## PROBLEM STATEMENT
Write out every line of the entries below word for word, leaving out the pictures.

(Spatial annotation entries)
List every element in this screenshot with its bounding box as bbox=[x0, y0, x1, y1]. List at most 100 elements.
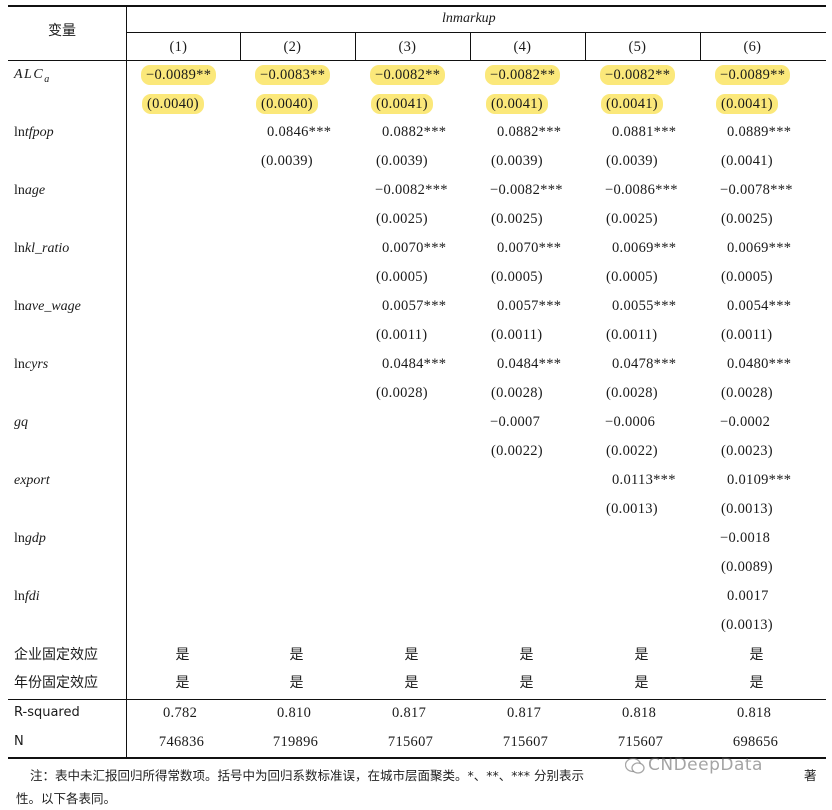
stat-cell: 0.782 bbox=[163, 705, 198, 721]
coefficient-cell: 0.0889*** bbox=[727, 124, 792, 140]
coefficient-cell: −0.0083** bbox=[255, 65, 331, 85]
column-header: (3) bbox=[398, 39, 417, 55]
row-label: lngdp bbox=[14, 530, 46, 548]
fixed-effect-cell: 是 bbox=[175, 647, 190, 663]
var-name: fdi bbox=[24, 589, 40, 604]
col-divider-3 bbox=[470, 33, 471, 61]
coefficient-cell: 0.0017 bbox=[727, 588, 769, 604]
std-error-cell: (0.0041) bbox=[601, 94, 663, 114]
fixed-effect-cell: 是 bbox=[519, 647, 534, 663]
fixed-effect-cell: 是 bbox=[289, 647, 304, 663]
row-label-text: lncyrs bbox=[14, 357, 48, 372]
col-divider-5 bbox=[700, 33, 701, 61]
std-error-cell: (0.0028) bbox=[606, 385, 658, 401]
row-label: gq bbox=[14, 414, 28, 432]
row-label-text: lntfpop bbox=[14, 125, 54, 140]
fixed-effect-label: 企业固定效应 bbox=[14, 647, 98, 663]
row-label-text: lnave_wage bbox=[14, 299, 81, 314]
ln-prefix: ln bbox=[14, 183, 25, 198]
col-divider-0 bbox=[126, 6, 127, 758]
subheader-rule bbox=[126, 32, 826, 33]
std-error-cell: (0.0041) bbox=[716, 94, 778, 114]
stat-label: R-squared bbox=[14, 705, 80, 720]
std-error-cell: (0.0013) bbox=[721, 501, 773, 517]
stat-cell: 715607 bbox=[502, 734, 549, 750]
stat-cell: 0.817 bbox=[392, 705, 427, 721]
fixed-effect-cell: 是 bbox=[634, 647, 649, 663]
std-error-cell: (0.0039) bbox=[606, 153, 658, 169]
ln-prefix: ln bbox=[14, 531, 25, 546]
std-error-cell: (0.0022) bbox=[606, 443, 658, 459]
std-error-cell: (0.0013) bbox=[606, 501, 658, 517]
coefficient-cell: 0.0881*** bbox=[612, 124, 677, 140]
coefficient-cell: 0.0069*** bbox=[727, 240, 792, 256]
std-error-cell: (0.0011) bbox=[376, 327, 428, 343]
row-label: lncyrs bbox=[14, 356, 48, 374]
row-label: lnave_wage bbox=[14, 298, 81, 316]
var-name: age bbox=[24, 183, 46, 198]
col-divider-2 bbox=[355, 33, 356, 61]
dependent-variable-header: lnmarkup bbox=[442, 11, 496, 26]
row-label: lntfpop bbox=[14, 124, 54, 142]
std-error-cell: (0.0011) bbox=[491, 327, 543, 343]
coefficient-cell: 0.0109*** bbox=[727, 472, 792, 488]
std-error-cell: (0.0028) bbox=[721, 385, 773, 401]
top-rule bbox=[8, 5, 826, 7]
stats-top-rule bbox=[8, 699, 826, 700]
row-label: lnfdi bbox=[14, 588, 40, 606]
stat-cell: 698656 bbox=[732, 734, 779, 750]
note-line-2-fragment: 著 bbox=[804, 768, 817, 783]
coefficient-cell: −0.0078*** bbox=[720, 182, 793, 198]
coefficient-cell: 0.0057*** bbox=[382, 298, 447, 314]
std-error-cell: (0.0025) bbox=[721, 211, 773, 227]
column-header: (6) bbox=[743, 39, 762, 55]
coefficient-cell: 0.0484*** bbox=[497, 356, 562, 372]
ln-prefix: ln bbox=[14, 589, 25, 604]
std-error-cell: (0.0025) bbox=[491, 211, 543, 227]
std-error-cell: (0.0011) bbox=[721, 327, 773, 343]
coefficient-cell: −0.0089** bbox=[715, 65, 791, 85]
wechat-icon bbox=[625, 757, 645, 774]
column-header: (1) bbox=[169, 39, 188, 55]
std-error-cell: (0.0039) bbox=[491, 153, 543, 169]
fixed-effect-cell: 是 bbox=[749, 675, 764, 691]
coefficient-cell: −0.0082** bbox=[370, 65, 446, 85]
std-error-cell: (0.0005) bbox=[376, 269, 428, 285]
coefficient-cell: 0.0478*** bbox=[612, 356, 677, 372]
std-error-cell: (0.0040) bbox=[256, 94, 318, 114]
coefficient-cell: 0.0057*** bbox=[497, 298, 562, 314]
ln-prefix: ln bbox=[14, 357, 25, 372]
std-error-cell: (0.0022) bbox=[491, 443, 543, 459]
header-bottom-rule bbox=[8, 60, 826, 61]
coefficient-cell: 0.0069*** bbox=[612, 240, 677, 256]
row-label: lnage bbox=[14, 182, 45, 200]
coefficient-cell: −0.0086*** bbox=[605, 182, 678, 198]
stat-cell: 719896 bbox=[272, 734, 319, 750]
row-label-subscript: a bbox=[44, 73, 50, 85]
watermark-text: CNDeepData bbox=[648, 755, 763, 775]
coefficient-cell: 0.0480*** bbox=[727, 356, 792, 372]
stat-cell: 0.818 bbox=[622, 705, 657, 721]
stat-cell: 715607 bbox=[617, 734, 664, 750]
coefficient-cell: −0.0002 bbox=[720, 414, 771, 430]
std-error-cell: (0.0005) bbox=[721, 269, 773, 285]
std-error-cell: (0.0013) bbox=[721, 617, 773, 633]
row-label-text: export bbox=[14, 473, 50, 488]
stat-cell: 715607 bbox=[387, 734, 434, 750]
fixed-effect-label: 年份固定效应 bbox=[14, 675, 98, 691]
std-error-cell: (0.0005) bbox=[491, 269, 543, 285]
row-label-text: lngdp bbox=[14, 531, 46, 546]
std-error-cell: (0.0041) bbox=[486, 94, 548, 114]
var-name: ave_wage bbox=[24, 299, 81, 314]
column-header: (2) bbox=[283, 39, 302, 55]
std-error-cell: (0.0028) bbox=[491, 385, 543, 401]
fixed-effect-cell: 是 bbox=[289, 675, 304, 691]
coefficient-cell: −0.0007 bbox=[490, 414, 541, 430]
std-error-cell: (0.0039) bbox=[261, 153, 313, 169]
coefficient-cell: 0.0055*** bbox=[612, 298, 677, 314]
stat-cell: 746836 bbox=[158, 734, 205, 750]
coefficient-cell: −0.0082*** bbox=[490, 182, 563, 198]
row-label-text: ALC bbox=[14, 67, 45, 82]
ln-prefix: ln bbox=[14, 241, 25, 256]
coefficient-cell: 0.0070*** bbox=[382, 240, 447, 256]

## RESPONSE BELOW
List every element in this screenshot with its bounding box as bbox=[x0, y0, x1, y1]. List at most 100 elements.
stat-cell: 0.782 bbox=[163, 705, 198, 721]
coefficient-cell: 0.0889*** bbox=[727, 124, 792, 140]
coefficient-cell: −0.0083** bbox=[255, 65, 331, 85]
column-header: (3) bbox=[398, 39, 417, 55]
row-label: lngdp bbox=[14, 530, 46, 548]
fixed-effect-cell: 是 bbox=[175, 647, 190, 663]
var-name: fdi bbox=[24, 589, 40, 604]
col-divider-3 bbox=[470, 33, 471, 61]
coefficient-cell: 0.0017 bbox=[727, 588, 769, 604]
std-error-cell: (0.0041) bbox=[601, 94, 663, 114]
fixed-effect-cell: 是 bbox=[519, 647, 534, 663]
fixed-effect-cell: 是 bbox=[289, 647, 304, 663]
row-label-text: lncyrs bbox=[14, 357, 48, 372]
col-divider-5 bbox=[700, 33, 701, 61]
std-error-cell: (0.0028) bbox=[606, 385, 658, 401]
row-label: gq bbox=[14, 414, 28, 432]
row-label-text: lntfpop bbox=[14, 125, 54, 140]
fixed-effect-label: 企业固定效应 bbox=[14, 647, 98, 663]
row-label-text: lnave_wage bbox=[14, 299, 81, 314]
ln-prefix: ln bbox=[14, 183, 25, 198]
col-divider-0 bbox=[126, 6, 127, 758]
subheader-rule bbox=[126, 32, 826, 33]
std-error-cell: (0.0041) bbox=[716, 94, 778, 114]
stat-label: R-squared bbox=[14, 705, 80, 720]
std-error-cell: (0.0013) bbox=[721, 501, 773, 517]
stat-cell: 715607 bbox=[502, 734, 549, 750]
stat-cell: 0.817 bbox=[392, 705, 427, 721]
fixed-effect-cell: 是 bbox=[634, 647, 649, 663]
std-error-cell: (0.0039) bbox=[606, 153, 658, 169]
ln-prefix: ln bbox=[14, 531, 25, 546]
std-error-cell: (0.0022) bbox=[606, 443, 658, 459]
std-error-cell: (0.0013) bbox=[606, 501, 658, 517]
coefficient-cell: 0.0881*** bbox=[612, 124, 677, 140]
coefficient-cell: 0.0069*** bbox=[727, 240, 792, 256]
std-error-cell: (0.0011) bbox=[376, 327, 428, 343]
row-label: lncyrs bbox=[14, 356, 48, 374]
row-label: lnave_wage bbox=[14, 298, 81, 316]
var-name: age bbox=[24, 183, 46, 198]
col-divider-2 bbox=[355, 33, 356, 61]
dependent-variable-header: lnmarkup bbox=[442, 11, 496, 26]
row-label: lntfpop bbox=[14, 124, 54, 142]
std-error-cell: (0.0011) bbox=[491, 327, 543, 343]
coefficient-cell: 0.0109*** bbox=[727, 472, 792, 488]
std-error-cell: (0.0028) bbox=[721, 385, 773, 401]
top-rule bbox=[8, 5, 826, 7]
stats-top-rule bbox=[8, 699, 826, 700]
row-label: lnfdi bbox=[14, 588, 40, 606]
stat-cell: 698656 bbox=[732, 734, 779, 750]
note-line-2-fragment: 著 bbox=[804, 768, 817, 783]
coefficient-cell: −0.0078*** bbox=[720, 182, 793, 198]
coefficient-cell: 0.0057*** bbox=[382, 298, 447, 314]
std-error-cell: (0.0025) bbox=[721, 211, 773, 227]
column-header: (6) bbox=[743, 39, 762, 55]
coefficient-cell: 0.0484*** bbox=[497, 356, 562, 372]
ln-prefix: ln bbox=[14, 589, 25, 604]
std-error-cell: (0.0025) bbox=[491, 211, 543, 227]
std-error-cell: (0.0011) bbox=[721, 327, 773, 343]
coefficient-cell: −0.0089** bbox=[715, 65, 791, 85]
wechat-icon bbox=[625, 757, 645, 774]
column-header: (1) bbox=[169, 39, 188, 55]
std-error-cell: (0.0039) bbox=[491, 153, 543, 169]
fixed-effect-cell: 是 bbox=[749, 675, 764, 691]
coefficient-cell: −0.0082** bbox=[370, 65, 446, 85]
std-error-cell: (0.0005) bbox=[376, 269, 428, 285]
coefficient-cell: 0.0478*** bbox=[612, 356, 677, 372]
std-error-cell: (0.0040) bbox=[256, 94, 318, 114]
coefficient-cell: 0.0057*** bbox=[497, 298, 562, 314]
ln-prefix: ln bbox=[14, 357, 25, 372]
std-error-cell: (0.0022) bbox=[491, 443, 543, 459]
header-bottom-rule bbox=[8, 60, 826, 61]
coefficient-cell: 0.0069*** bbox=[612, 240, 677, 256]
row-label: lnage bbox=[14, 182, 45, 200]
coefficient-cell: −0.0086*** bbox=[605, 182, 678, 198]
stat-cell: 719896 bbox=[272, 734, 319, 750]
row-label-subscript: a bbox=[44, 73, 50, 85]
watermark-text: CNDeepData bbox=[648, 755, 763, 775]
coefficient-cell: 0.0480*** bbox=[727, 356, 792, 372]
stat-cell: 0.818 bbox=[622, 705, 657, 721]
stat-cell: 715607 bbox=[617, 734, 664, 750]
coefficient-cell: −0.0002 bbox=[720, 414, 771, 430]
std-error-cell: (0.0005) bbox=[721, 269, 773, 285]
std-error-cell: (0.0013) bbox=[721, 617, 773, 633]
row-label-text: export bbox=[14, 473, 50, 488]
stat-cell: 715607 bbox=[387, 734, 434, 750]
fixed-effect-label: 年份固定效应 bbox=[14, 675, 98, 691]
std-error-cell: (0.0005) bbox=[491, 269, 543, 285]
row-label-text: lngdp bbox=[14, 531, 46, 546]
std-error-cell: (0.0041) bbox=[486, 94, 548, 114]
var-name: ave_wage bbox=[24, 299, 81, 314]
column-header: (2) bbox=[283, 39, 302, 55]
std-error-cell: (0.0028) bbox=[491, 385, 543, 401]
fixed-effect-cell: 是 bbox=[289, 675, 304, 691]
coefficient-cell: −0.0007 bbox=[490, 414, 541, 430]
std-error-cell: (0.0039) bbox=[261, 153, 313, 169]
coefficient-cell: 0.0055*** bbox=[612, 298, 677, 314]
stat-cell: 746836 bbox=[158, 734, 205, 750]
coefficient-cell: −0.0082*** bbox=[490, 182, 563, 198]
row-label-text: ALC bbox=[14, 67, 45, 82]
ln-prefix: ln bbox=[14, 241, 25, 256]
coefficient-cell: 0.0070*** bbox=[382, 240, 447, 256]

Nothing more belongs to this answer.